### Request
Show every line that has the string "следующей" in it.

(Data extracted from a collection)
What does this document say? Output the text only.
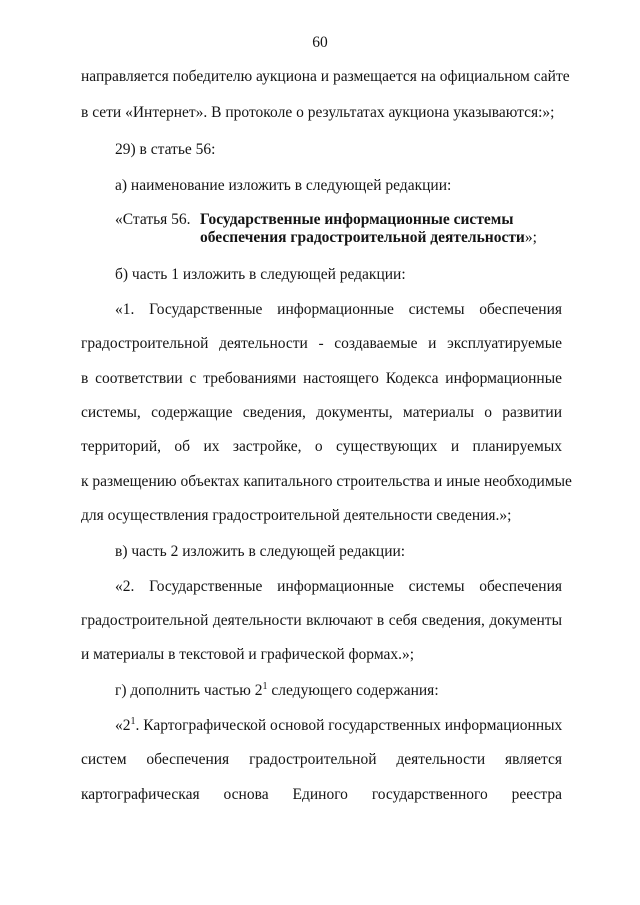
60
направляется победителю аукциона и размещается на официальном сайте
в сети «Интернет». В протоколе о результатах аукциона указываются:»;
29) в статье 56:
а) наименование изложить в следующей редакции:
«Статья 56. Государственные информационные системы
обеспечения градостроительной деятельности»;
б) часть 1 изложить в следующей редакции:
«1. Государственные информационные системы обеспечения
градостроительной деятельности - создаваемые и эксплуатируемые
в соответствии с требованиями настоящего Кодекса информационные
системы, содержащие сведения, документы, материалы о развитии
территорий, об их застройке, о существующих и планируемых
к размещению объектах капитального строительства и иные необходимые
для осуществления градостроительной деятельности сведения.»;
в) часть 2 изложить в следующей редакции:
«2. Государственные информационные системы обеспечения
градостроительной деятельности включают в себя сведения, документы
и материалы в текстовой и графической формах.»;
г) дополнить частью $2^1$ следующего содержания:
«$2^1$. Картографической основой государственных информационных
систем обеспечения градостроительной деятельности является
картографическая основа Единого государственного реестра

### Solution
а) наименование изложить в следующей редакции:
б) часть 1 изложить в следующей редакции:
в) часть 2 изложить в следующей редакции:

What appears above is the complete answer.